__Stated task__. How many lines of these entries hold the string "name"? Reply with the number alone.
-- START Materials provided --
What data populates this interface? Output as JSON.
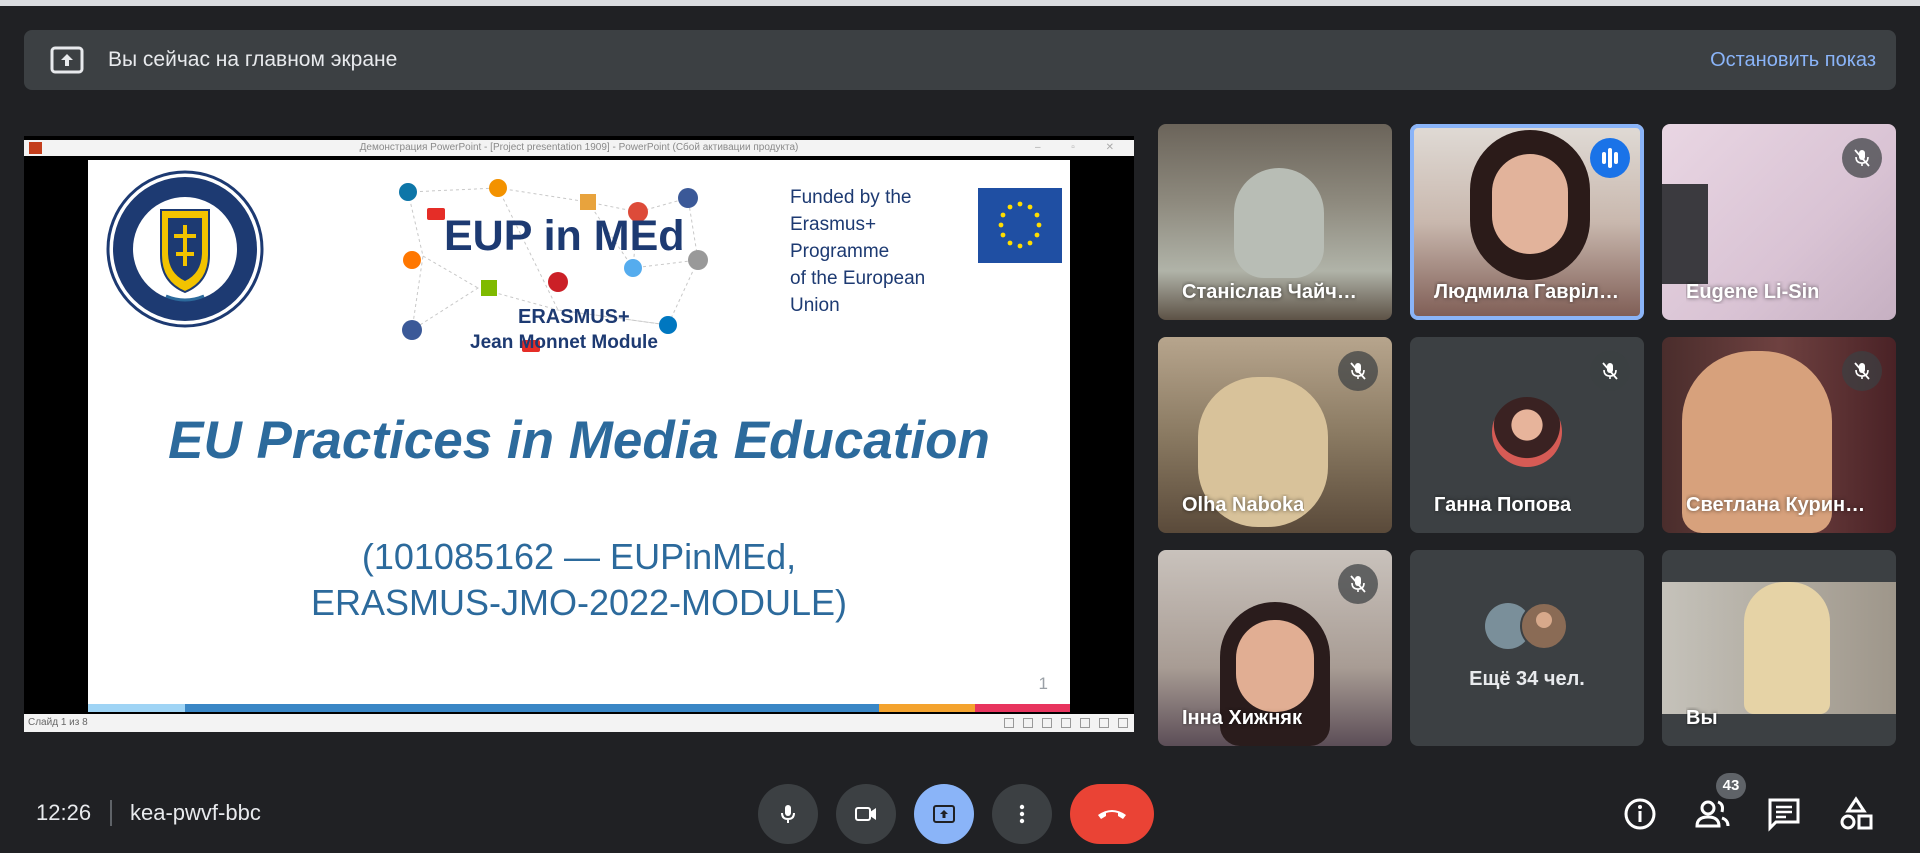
{
  "banner": {
    "text": "Вы сейчас на главном экране",
    "stop_label": "Остановить показ"
  },
  "presentation": {
    "window_title": "Демонстрация PowerPoint - [Project presentation 1909] - PowerPoint (Сбой активации продукта)",
    "status_left": "Слайд 1 из 8",
    "slide": {
      "logo_title": "EUP in MEd",
      "erasmus": "ERASMUS+",
      "module": "Jean Monnet Module",
      "funded_lines": [
        "Funded by the",
        "Erasmus+ Programme",
        "of the European Union"
      ],
      "title": "EU Practices in Media Education",
      "subtitle_lines": [
        "(101085162 — EUPinMEd,",
        "ERASMUS-JMO-2022-MODULE)"
      ],
      "page_number": "1",
      "seal_text": "ДОНБАСЬКИЙ ДЕРЖАВНИЙ ПЕДАГОГІЧНИЙ УНІВЕРСИТЕТ",
      "seal_motto": "Docere Est Discere",
      "seal_year": "1939",
      "social_icons": [
        "linkedin",
        "rss",
        "windows",
        "google-plus",
        "facebook",
        "youtube",
        "soundcloud",
        "pinterest",
        "twitter",
        "apple",
        "drupal"
      ]
    }
  },
  "participants": [
    {
      "name": "Станіслав Чайч…",
      "muted": false
    },
    {
      "name": "Людмила Гавріл…",
      "speaking": true
    },
    {
      "name": "Eugene Li-Sin",
      "muted": true
    },
    {
      "name": "Olha Naboka",
      "muted": true
    },
    {
      "name": "Ганна Попова",
      "muted": true
    },
    {
      "name": "Светлана Курин…",
      "muted": true
    },
    {
      "name": "Інна Хижняк",
      "muted": true
    },
    {
      "name": "Ещё 34 чел."
    },
    {
      "name": "Вы"
    }
  ],
  "bottom": {
    "time": "12:26",
    "meeting_code": "kea-pwvf-bbc",
    "people_count": "43"
  },
  "colors": {
    "background": "#202124",
    "accent": "#8ab4f8",
    "hangup": "#ea4335",
    "speaking": "#1a73e8"
  },
  "icons": [
    "present-screen-icon",
    "mic-icon",
    "camera-icon",
    "present-icon",
    "more-vert-icon",
    "hangup-icon",
    "info-icon",
    "people-icon",
    "chat-icon",
    "activities-icon",
    "mic-off-icon"
  ]
}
-- END Materials provided --
__Solution to the problem__. 9